§ **GOAL OF THE EXERCISE**:
For each line in the records that contains "medium", make a copy.

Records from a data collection

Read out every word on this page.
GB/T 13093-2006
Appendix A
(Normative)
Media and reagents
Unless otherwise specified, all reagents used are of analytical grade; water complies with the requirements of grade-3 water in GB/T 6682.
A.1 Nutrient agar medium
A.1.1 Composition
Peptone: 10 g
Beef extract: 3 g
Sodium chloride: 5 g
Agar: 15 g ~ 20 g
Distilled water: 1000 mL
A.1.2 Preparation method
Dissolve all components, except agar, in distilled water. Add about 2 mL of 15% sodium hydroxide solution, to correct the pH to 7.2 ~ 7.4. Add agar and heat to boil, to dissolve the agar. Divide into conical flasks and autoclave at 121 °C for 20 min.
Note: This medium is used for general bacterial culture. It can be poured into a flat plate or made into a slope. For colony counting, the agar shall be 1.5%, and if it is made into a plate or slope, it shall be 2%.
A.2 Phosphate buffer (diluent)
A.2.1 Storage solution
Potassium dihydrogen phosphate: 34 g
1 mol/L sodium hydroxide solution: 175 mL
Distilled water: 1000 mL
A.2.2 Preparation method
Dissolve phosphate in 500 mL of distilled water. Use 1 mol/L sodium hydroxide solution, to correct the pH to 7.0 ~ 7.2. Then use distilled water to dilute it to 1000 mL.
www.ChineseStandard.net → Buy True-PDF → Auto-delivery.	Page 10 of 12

§ **ANSWER BOX**:
A.1 Nutrient agar medium
Note: This medium is used for general bacterial culture. It can be poured into a flat plate or made into a slope. For colony counting, the agar shall be 1.5%, and if it is made into a plate or slope, it shall be 2%.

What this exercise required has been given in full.